[Start GIVEN RECORDS]
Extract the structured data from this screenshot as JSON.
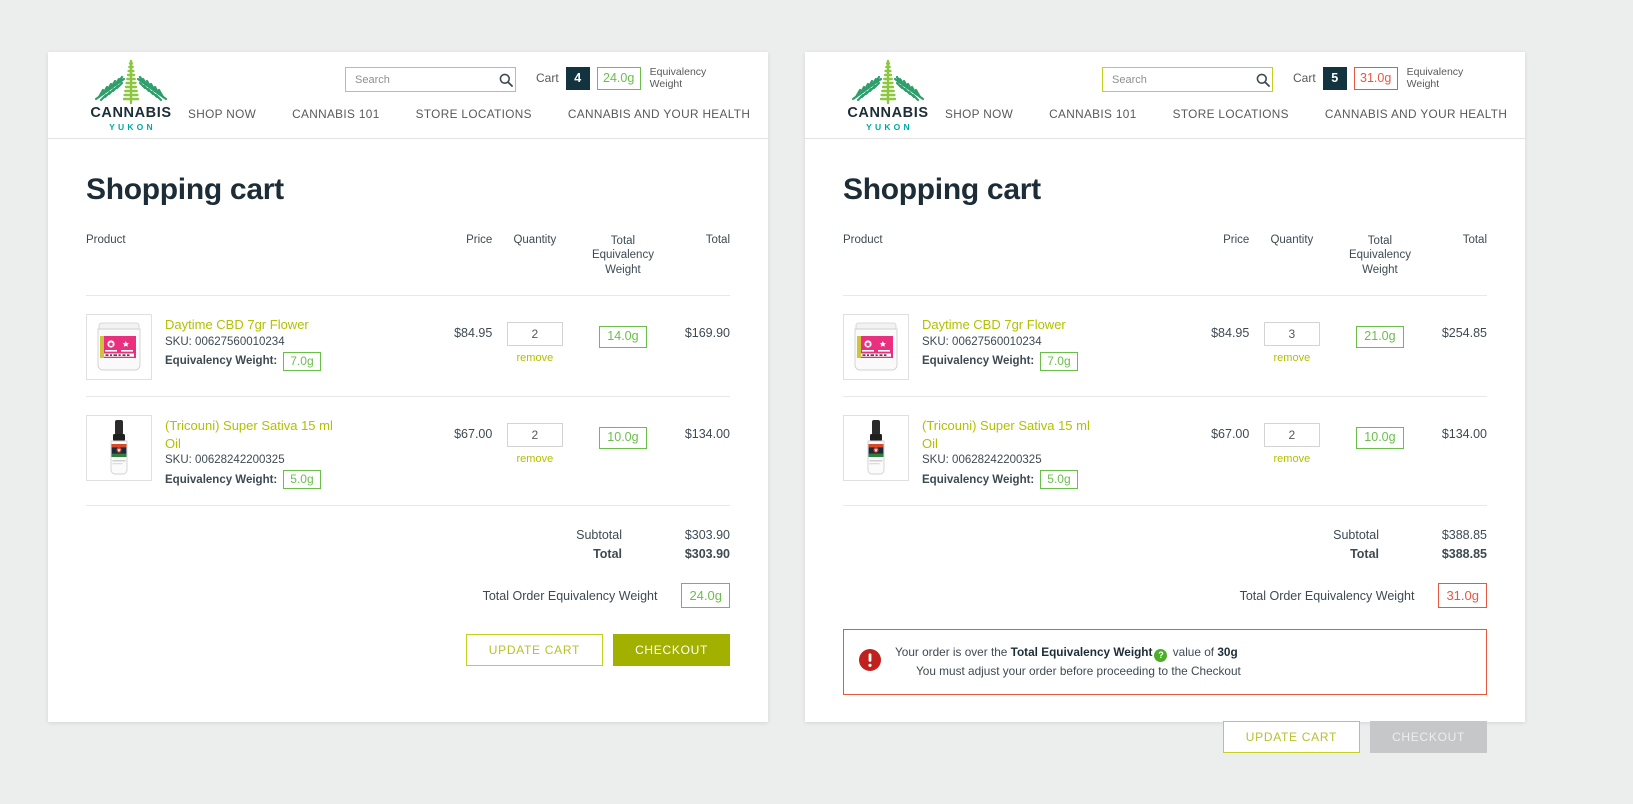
{
  "brand": {
    "name": "CANNABIS",
    "subtitle": "YUKON"
  },
  "panels": [
    {
      "id": "left",
      "header": {
        "search": {
          "placeholder": "Search",
          "value": "",
          "icon": "search-icon"
        },
        "cart_label": "Cart",
        "cart_count": "4",
        "equivalency_badge": "24.0g",
        "equivalency_over": false,
        "equivalency_caption_line1": "Equivalency",
        "equivalency_caption_line2": "Weight",
        "nav": [
          "SHOP NOW",
          "CANNABIS 101",
          "STORE LOCATIONS",
          "CANNABIS AND YOUR HEALTH"
        ]
      },
      "title": "Shopping cart",
      "columns": {
        "product": "Product",
        "price": "Price",
        "quantity": "Quantity",
        "total_eq_weight_line1": "Total",
        "total_eq_weight_line2": "Equivalency",
        "total_eq_weight_line3": "Weight",
        "total": "Total"
      },
      "items": [
        {
          "name": "Daytime CBD 7gr Flower",
          "sku_label": "SKU:",
          "sku": "00627560010234",
          "eqw_label": "Equivalency Weight:",
          "eqw": "7.0g",
          "price": "$84.95",
          "quantity": "2",
          "remove_label": "remove",
          "total_eq_weight": "14.0g",
          "total": "$169.90",
          "thumb": "jar-pink-label"
        },
        {
          "name": "(Tricouni) Super Sativa 15 ml Oil",
          "sku_label": "SKU:",
          "sku": "00628242200325",
          "eqw_label": "Equivalency Weight:",
          "eqw": "5.0g",
          "price": "$67.00",
          "quantity": "2",
          "remove_label": "remove",
          "total_eq_weight": "10.0g",
          "total": "$134.00",
          "thumb": "dropper-bottle"
        }
      ],
      "totals": {
        "subtotal_label": "Subtotal",
        "subtotal_value": "$303.90",
        "total_label": "Total",
        "total_value": "$303.90",
        "order_eqw_label": "Total Order Equivalency Weight",
        "order_eqw_value": "24.0g",
        "order_eqw_over": false
      },
      "warning": null,
      "actions": {
        "update_label": "UPDATE CART",
        "checkout_label": "CHECKOUT",
        "checkout_disabled": false
      }
    },
    {
      "id": "right",
      "header": {
        "search": {
          "placeholder": "Search",
          "value": "",
          "icon": "search-icon"
        },
        "cart_label": "Cart",
        "cart_count": "5",
        "equivalency_badge": "31.0g",
        "equivalency_over": true,
        "equivalency_caption_line1": "Equivalency",
        "equivalency_caption_line2": "Weight",
        "nav": [
          "SHOP NOW",
          "CANNABIS 101",
          "STORE LOCATIONS",
          "CANNABIS AND YOUR HEALTH"
        ]
      },
      "title": "Shopping cart",
      "columns": {
        "product": "Product",
        "price": "Price",
        "quantity": "Quantity",
        "total_eq_weight_line1": "Total",
        "total_eq_weight_line2": "Equivalency",
        "total_eq_weight_line3": "Weight",
        "total": "Total"
      },
      "items": [
        {
          "name": "Daytime CBD 7gr Flower",
          "sku_label": "SKU:",
          "sku": "00627560010234",
          "eqw_label": "Equivalency Weight:",
          "eqw": "7.0g",
          "price": "$84.95",
          "quantity": "3",
          "remove_label": "remove",
          "total_eq_weight": "21.0g",
          "total": "$254.85",
          "thumb": "jar-pink-label"
        },
        {
          "name": "(Tricouni) Super Sativa 15 ml Oil",
          "sku_label": "SKU:",
          "sku": "00628242200325",
          "eqw_label": "Equivalency Weight:",
          "eqw": "5.0g",
          "price": "$67.00",
          "quantity": "2",
          "remove_label": "remove",
          "total_eq_weight": "10.0g",
          "total": "$134.00",
          "thumb": "dropper-bottle"
        }
      ],
      "totals": {
        "subtotal_label": "Subtotal",
        "subtotal_value": "$388.85",
        "total_label": "Total",
        "total_value": "$388.85",
        "order_eqw_label": "Total Order Equivalency Weight",
        "order_eqw_value": "31.0g",
        "order_eqw_over": true
      },
      "warning": {
        "icon": "error-exclamation-icon",
        "line1_prefix": "Your order is over the ",
        "line1_bold": "Total Equivalency Weight",
        "line1_help_icon": "help-question-icon",
        "line1_mid": " value of ",
        "line1_bold2": "30g",
        "line2": "You must adjust your order before proceeding to the Checkout"
      },
      "actions": {
        "update_label": "UPDATE CART",
        "checkout_label": "CHECKOUT",
        "checkout_disabled": true
      }
    }
  ],
  "colors": {
    "brand_dark": "#1d2d37",
    "brand_teal": "#00a9a0",
    "accent_lime": "#c4cf20",
    "checkout_green": "#a2b000",
    "badge_green": "#6abf4b",
    "alert_red": "#e8573f",
    "cart_chip": "#13333f",
    "link_olive": "#b2c000",
    "page_bg": "#eceded",
    "disabled_gray": "#c5c7c9"
  }
}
[End GIVEN RECORDS]
EXERCISE » Write the entries above out again exactly, but not the pictures.

COMPLETE RESPONSE »
Extract the structured data from this screenshot as JSON.
{
  "brand": {
    "name": "CANNABIS",
    "subtitle": "YUKON"
  },
  "panels": [
    {
      "id": "left",
      "header": {
        "search": {
          "placeholder": "Search",
          "value": "",
          "icon": "search-icon"
        },
        "cart_label": "Cart",
        "cart_count": "4",
        "equivalency_badge": "24.0g",
        "equivalency_over": false,
        "equivalency_caption_line1": "Equivalency",
        "equivalency_caption_line2": "Weight",
        "nav": [
          "SHOP NOW",
          "CANNABIS 101",
          "STORE LOCATIONS",
          "CANNABIS AND YOUR HEALTH"
        ]
      },
      "title": "Shopping cart",
      "columns": {
        "product": "Product",
        "price": "Price",
        "quantity": "Quantity",
        "total_eq_weight_line1": "Total",
        "total_eq_weight_line2": "Equivalency",
        "total_eq_weight_line3": "Weight",
        "total": "Total"
      },
      "items": [
        {
          "name": "Daytime CBD 7gr Flower",
          "sku_label": "SKU:",
          "sku": "00627560010234",
          "eqw_label": "Equivalency Weight:",
          "eqw": "7.0g",
          "price": "$84.95",
          "quantity": "2",
          "remove_label": "remove",
          "total_eq_weight": "14.0g",
          "total": "$169.90",
          "thumb": "jar-pink-label"
        },
        {
          "name": "(Tricouni) Super Sativa 15 ml Oil",
          "sku_label": "SKU:",
          "sku": "00628242200325",
          "eqw_label": "Equivalency Weight:",
          "eqw": "5.0g",
          "price": "$67.00",
          "quantity": "2",
          "remove_label": "remove",
          "total_eq_weight": "10.0g",
          "total": "$134.00",
          "thumb": "dropper-bottle"
        }
      ],
      "totals": {
        "subtotal_label": "Subtotal",
        "subtotal_value": "$303.90",
        "total_label": "Total",
        "total_value": "$303.90",
        "order_eqw_label": "Total Order Equivalency Weight",
        "order_eqw_value": "24.0g",
        "order_eqw_over": false
      },
      "warning": null,
      "actions": {
        "update_label": "UPDATE CART",
        "checkout_label": "CHECKOUT",
        "checkout_disabled": false
      }
    },
    {
      "id": "right",
      "header": {
        "search": {
          "placeholder": "Search",
          "value": "",
          "icon": "search-icon"
        },
        "cart_label": "Cart",
        "cart_count": "5",
        "equivalency_badge": "31.0g",
        "equivalency_over": true,
        "equivalency_caption_line1": "Equivalency",
        "equivalency_caption_line2": "Weight",
        "nav": [
          "SHOP NOW",
          "CANNABIS 101",
          "STORE LOCATIONS",
          "CANNABIS AND YOUR HEALTH"
        ]
      },
      "title": "Shopping cart",
      "columns": {
        "product": "Product",
        "price": "Price",
        "quantity": "Quantity",
        "total_eq_weight_line1": "Total",
        "total_eq_weight_line2": "Equivalency",
        "total_eq_weight_line3": "Weight",
        "total": "Total"
      },
      "items": [
        {
          "name": "Daytime CBD 7gr Flower",
          "sku_label": "SKU:",
          "sku": "00627560010234",
          "eqw_label": "Equivalency Weight:",
          "eqw": "7.0g",
          "price": "$84.95",
          "quantity": "3",
          "remove_label": "remove",
          "total_eq_weight": "21.0g",
          "total": "$254.85",
          "thumb": "jar-pink-label"
        },
        {
          "name": "(Tricouni) Super Sativa 15 ml Oil",
          "sku_label": "SKU:",
          "sku": "00628242200325",
          "eqw_label": "Equivalency Weight:",
          "eqw": "5.0g",
          "price": "$67.00",
          "quantity": "2",
          "remove_label": "remove",
          "total_eq_weight": "10.0g",
          "total": "$134.00",
          "thumb": "dropper-bottle"
        }
      ],
      "totals": {
        "subtotal_label": "Subtotal",
        "subtotal_value": "$388.85",
        "total_label": "Total",
        "total_value": "$388.85",
        "order_eqw_label": "Total Order Equivalency Weight",
        "order_eqw_value": "31.0g",
        "order_eqw_over": true
      },
      "warning": {
        "icon": "error-exclamation-icon",
        "line1_prefix": "Your order is over the ",
        "line1_bold": "Total Equivalency Weight",
        "line1_help_icon": "help-question-icon",
        "line1_mid": " value of ",
        "line1_bold2": "30g",
        "line2": "You must adjust your order before proceeding to the Checkout"
      },
      "actions": {
        "update_label": "UPDATE CART",
        "checkout_label": "CHECKOUT",
        "checkout_disabled": true
      }
    }
  ],
  "colors": {
    "brand_dark": "#1d2d37",
    "brand_teal": "#00a9a0",
    "accent_lime": "#c4cf20",
    "checkout_green": "#a2b000",
    "badge_green": "#6abf4b",
    "alert_red": "#e8573f",
    "cart_chip": "#13333f",
    "link_olive": "#b2c000",
    "page_bg": "#eceded",
    "disabled_gray": "#c5c7c9"
  }
}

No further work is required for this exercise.